Element and region data:

● ● ● ●

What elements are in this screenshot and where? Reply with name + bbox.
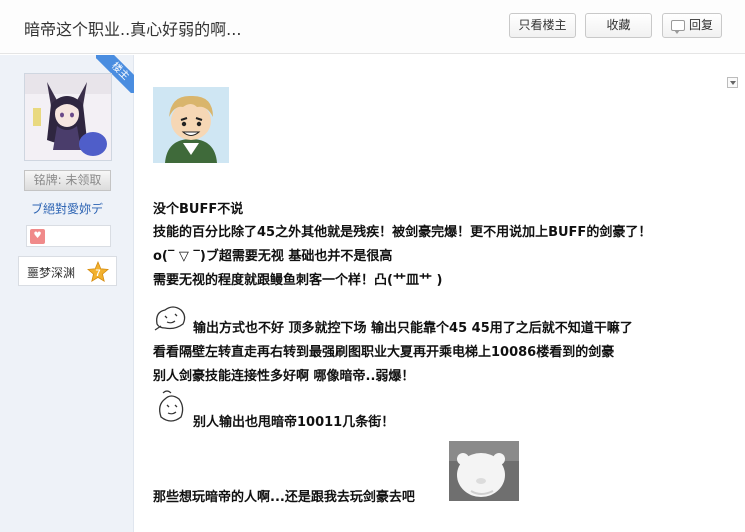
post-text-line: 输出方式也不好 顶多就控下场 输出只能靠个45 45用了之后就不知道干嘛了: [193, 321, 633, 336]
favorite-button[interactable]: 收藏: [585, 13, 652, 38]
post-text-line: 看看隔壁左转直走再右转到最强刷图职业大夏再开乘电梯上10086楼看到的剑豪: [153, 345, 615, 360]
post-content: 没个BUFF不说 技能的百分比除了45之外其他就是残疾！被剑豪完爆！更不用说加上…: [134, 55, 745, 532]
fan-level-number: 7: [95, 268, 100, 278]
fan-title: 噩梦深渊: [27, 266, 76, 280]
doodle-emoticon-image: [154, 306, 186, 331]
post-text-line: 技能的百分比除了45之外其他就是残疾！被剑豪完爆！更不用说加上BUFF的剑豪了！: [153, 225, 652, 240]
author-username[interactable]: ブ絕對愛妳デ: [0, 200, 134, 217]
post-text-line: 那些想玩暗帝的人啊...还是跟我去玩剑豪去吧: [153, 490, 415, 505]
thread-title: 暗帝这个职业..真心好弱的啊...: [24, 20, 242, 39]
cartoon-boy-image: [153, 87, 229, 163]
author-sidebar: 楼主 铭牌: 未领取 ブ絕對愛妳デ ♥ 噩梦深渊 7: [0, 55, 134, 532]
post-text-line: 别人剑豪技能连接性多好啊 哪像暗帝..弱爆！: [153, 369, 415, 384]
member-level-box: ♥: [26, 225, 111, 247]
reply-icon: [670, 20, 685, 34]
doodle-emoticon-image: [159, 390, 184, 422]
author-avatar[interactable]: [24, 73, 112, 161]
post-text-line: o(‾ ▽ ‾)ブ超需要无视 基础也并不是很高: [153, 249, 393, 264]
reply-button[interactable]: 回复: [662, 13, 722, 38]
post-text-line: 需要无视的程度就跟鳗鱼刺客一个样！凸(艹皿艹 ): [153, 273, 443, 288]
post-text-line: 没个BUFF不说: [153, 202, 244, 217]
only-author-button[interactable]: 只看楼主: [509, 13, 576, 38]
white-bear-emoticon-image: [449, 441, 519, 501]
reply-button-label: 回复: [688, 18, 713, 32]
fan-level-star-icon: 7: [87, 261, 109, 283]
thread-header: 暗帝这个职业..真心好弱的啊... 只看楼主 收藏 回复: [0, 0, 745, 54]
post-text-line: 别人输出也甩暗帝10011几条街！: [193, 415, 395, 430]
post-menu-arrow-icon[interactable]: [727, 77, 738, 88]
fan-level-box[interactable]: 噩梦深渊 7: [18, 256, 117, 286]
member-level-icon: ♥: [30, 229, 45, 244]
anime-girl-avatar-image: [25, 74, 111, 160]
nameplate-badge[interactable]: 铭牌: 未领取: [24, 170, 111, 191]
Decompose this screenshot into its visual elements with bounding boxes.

● ● ● ●

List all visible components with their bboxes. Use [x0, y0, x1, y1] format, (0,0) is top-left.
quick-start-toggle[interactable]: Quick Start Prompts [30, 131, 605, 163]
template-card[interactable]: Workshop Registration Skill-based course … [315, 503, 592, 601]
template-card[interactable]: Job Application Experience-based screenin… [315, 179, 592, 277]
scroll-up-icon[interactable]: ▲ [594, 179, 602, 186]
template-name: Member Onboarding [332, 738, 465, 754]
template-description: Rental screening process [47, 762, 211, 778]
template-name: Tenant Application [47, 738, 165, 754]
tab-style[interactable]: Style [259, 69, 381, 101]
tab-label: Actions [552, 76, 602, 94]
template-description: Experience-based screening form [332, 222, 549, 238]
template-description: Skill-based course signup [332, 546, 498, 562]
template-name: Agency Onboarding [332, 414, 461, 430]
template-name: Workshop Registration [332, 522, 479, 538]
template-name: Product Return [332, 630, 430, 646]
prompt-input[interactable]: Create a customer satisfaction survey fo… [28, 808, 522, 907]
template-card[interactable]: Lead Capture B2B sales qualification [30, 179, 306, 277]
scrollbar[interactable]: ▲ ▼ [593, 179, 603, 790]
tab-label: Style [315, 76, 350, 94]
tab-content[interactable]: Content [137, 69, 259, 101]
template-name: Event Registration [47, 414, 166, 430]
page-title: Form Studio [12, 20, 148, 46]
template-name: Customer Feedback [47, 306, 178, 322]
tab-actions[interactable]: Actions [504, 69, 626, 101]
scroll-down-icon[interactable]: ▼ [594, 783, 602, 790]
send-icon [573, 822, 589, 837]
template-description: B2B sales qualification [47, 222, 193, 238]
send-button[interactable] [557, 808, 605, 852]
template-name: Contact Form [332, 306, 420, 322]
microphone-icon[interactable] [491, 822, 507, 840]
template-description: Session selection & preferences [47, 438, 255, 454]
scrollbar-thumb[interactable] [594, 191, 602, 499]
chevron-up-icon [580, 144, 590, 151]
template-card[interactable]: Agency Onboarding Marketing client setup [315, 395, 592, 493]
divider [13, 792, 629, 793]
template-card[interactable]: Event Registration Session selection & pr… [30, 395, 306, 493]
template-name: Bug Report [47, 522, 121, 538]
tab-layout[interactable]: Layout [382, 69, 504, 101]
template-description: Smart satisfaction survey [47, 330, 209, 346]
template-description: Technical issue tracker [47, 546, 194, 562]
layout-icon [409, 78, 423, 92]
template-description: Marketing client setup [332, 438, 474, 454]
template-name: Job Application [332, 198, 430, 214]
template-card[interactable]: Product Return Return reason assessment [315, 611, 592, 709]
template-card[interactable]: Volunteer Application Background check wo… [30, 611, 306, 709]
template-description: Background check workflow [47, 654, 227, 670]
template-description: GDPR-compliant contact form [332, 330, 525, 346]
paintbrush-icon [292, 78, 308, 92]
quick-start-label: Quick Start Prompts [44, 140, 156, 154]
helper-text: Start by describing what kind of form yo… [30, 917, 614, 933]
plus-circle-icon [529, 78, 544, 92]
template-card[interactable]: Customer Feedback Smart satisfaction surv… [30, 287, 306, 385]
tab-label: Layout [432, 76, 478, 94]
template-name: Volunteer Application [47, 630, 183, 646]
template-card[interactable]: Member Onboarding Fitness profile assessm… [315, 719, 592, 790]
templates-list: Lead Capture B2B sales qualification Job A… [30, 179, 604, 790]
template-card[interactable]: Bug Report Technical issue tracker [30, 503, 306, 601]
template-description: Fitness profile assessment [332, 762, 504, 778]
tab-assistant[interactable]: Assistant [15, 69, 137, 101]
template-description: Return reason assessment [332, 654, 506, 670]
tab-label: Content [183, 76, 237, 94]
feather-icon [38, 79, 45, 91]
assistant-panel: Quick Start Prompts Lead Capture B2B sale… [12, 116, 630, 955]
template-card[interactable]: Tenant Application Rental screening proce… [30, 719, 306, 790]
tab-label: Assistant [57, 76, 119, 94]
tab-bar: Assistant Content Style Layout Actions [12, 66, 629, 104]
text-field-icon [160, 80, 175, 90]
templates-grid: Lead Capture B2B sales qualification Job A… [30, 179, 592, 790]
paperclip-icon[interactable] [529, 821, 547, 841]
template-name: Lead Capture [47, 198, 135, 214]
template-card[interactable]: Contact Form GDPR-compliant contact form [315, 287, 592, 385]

● ● ● ●

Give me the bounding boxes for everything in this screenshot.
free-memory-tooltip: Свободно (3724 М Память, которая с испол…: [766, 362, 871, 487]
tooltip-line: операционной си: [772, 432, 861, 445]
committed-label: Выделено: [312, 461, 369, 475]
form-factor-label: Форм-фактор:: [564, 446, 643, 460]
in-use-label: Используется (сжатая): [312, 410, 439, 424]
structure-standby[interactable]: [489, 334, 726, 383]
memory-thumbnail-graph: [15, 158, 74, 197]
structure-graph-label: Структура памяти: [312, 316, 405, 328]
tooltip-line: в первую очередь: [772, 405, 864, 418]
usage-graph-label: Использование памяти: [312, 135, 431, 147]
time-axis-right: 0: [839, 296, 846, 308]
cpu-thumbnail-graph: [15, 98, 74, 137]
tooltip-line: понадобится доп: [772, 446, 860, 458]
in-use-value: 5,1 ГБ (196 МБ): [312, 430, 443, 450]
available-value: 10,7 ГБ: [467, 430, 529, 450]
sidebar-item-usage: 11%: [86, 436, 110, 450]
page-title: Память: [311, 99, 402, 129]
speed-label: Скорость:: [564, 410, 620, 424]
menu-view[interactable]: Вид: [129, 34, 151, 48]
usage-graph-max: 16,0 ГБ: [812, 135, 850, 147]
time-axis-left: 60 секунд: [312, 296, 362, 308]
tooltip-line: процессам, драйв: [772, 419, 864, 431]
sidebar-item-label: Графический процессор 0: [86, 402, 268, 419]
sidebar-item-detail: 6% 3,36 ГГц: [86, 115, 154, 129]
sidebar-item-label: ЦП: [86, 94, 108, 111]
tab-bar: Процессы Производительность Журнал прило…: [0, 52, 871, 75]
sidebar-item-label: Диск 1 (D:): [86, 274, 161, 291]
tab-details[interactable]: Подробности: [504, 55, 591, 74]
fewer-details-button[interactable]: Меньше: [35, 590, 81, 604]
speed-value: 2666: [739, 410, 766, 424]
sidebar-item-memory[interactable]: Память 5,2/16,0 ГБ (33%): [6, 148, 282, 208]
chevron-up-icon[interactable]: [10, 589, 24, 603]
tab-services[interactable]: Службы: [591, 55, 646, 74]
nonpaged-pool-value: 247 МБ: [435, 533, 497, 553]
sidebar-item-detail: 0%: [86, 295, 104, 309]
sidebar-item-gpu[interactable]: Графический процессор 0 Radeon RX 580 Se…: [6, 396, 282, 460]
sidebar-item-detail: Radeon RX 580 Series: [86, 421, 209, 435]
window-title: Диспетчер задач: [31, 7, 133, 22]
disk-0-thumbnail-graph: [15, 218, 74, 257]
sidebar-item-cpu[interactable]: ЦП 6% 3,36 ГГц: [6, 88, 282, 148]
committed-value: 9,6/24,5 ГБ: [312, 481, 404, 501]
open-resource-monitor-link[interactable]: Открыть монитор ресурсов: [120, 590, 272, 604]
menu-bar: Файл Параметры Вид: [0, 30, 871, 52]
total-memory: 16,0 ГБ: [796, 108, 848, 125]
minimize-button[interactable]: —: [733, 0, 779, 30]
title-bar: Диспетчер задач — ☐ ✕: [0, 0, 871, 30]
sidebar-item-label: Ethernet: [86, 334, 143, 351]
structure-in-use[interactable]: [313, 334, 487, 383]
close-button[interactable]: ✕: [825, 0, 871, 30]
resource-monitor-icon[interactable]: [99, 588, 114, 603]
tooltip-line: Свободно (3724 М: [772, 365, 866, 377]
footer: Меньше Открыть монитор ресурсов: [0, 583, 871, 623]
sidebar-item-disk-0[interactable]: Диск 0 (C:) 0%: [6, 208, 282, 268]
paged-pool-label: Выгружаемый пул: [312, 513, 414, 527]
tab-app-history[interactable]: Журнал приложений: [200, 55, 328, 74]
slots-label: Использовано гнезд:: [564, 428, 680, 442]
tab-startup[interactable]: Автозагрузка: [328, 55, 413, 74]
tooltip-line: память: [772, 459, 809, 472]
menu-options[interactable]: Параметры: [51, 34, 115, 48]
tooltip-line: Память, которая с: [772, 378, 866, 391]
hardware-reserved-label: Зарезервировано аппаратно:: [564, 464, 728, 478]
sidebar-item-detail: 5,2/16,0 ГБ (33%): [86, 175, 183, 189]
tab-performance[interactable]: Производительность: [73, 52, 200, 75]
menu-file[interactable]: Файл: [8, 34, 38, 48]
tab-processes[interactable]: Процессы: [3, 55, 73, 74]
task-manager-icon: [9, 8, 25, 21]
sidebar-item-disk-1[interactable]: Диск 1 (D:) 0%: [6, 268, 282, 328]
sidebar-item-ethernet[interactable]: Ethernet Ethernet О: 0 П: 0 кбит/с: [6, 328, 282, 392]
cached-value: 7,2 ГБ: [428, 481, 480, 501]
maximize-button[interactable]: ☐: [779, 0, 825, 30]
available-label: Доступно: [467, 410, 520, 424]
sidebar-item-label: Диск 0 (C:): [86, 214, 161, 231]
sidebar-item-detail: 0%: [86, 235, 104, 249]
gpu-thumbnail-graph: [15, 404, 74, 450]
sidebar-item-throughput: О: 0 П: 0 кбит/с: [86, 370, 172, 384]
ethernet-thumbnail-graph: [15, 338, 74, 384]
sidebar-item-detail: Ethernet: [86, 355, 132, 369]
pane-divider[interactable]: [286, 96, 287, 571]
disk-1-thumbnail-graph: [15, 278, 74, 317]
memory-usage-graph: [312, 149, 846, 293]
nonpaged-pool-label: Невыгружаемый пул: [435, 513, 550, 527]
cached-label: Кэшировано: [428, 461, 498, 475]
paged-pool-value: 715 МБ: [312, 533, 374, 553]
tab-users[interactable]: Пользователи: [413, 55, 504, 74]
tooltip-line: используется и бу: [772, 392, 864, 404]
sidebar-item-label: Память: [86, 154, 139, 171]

● ● ● ●

Starting at the line that contains "Give me the" and ending after the line that contains "tooltip-line: в первую", rewrite those lines with "tooltip-line" changed to "tooltip-text" and everything else left as it is.

Give me the bounding boxes for everything in this screenshot.
free-memory-tooltip: Свободно (3724 М Память, которая с испол…: [766, 362, 871, 487]
tooltip-text: операционной си: [772, 432, 861, 445]
committed-label: Выделено: [312, 461, 369, 475]
form-factor-label: Форм-фактор:: [564, 446, 643, 460]
in-use-label: Используется (сжатая): [312, 410, 439, 424]
structure-standby[interactable]: [489, 334, 726, 383]
memory-thumbnail-graph: [15, 158, 74, 197]
structure-graph-label: Структура памяти: [312, 316, 405, 328]
tooltip-text: в первую очередь: [772, 405, 864, 418]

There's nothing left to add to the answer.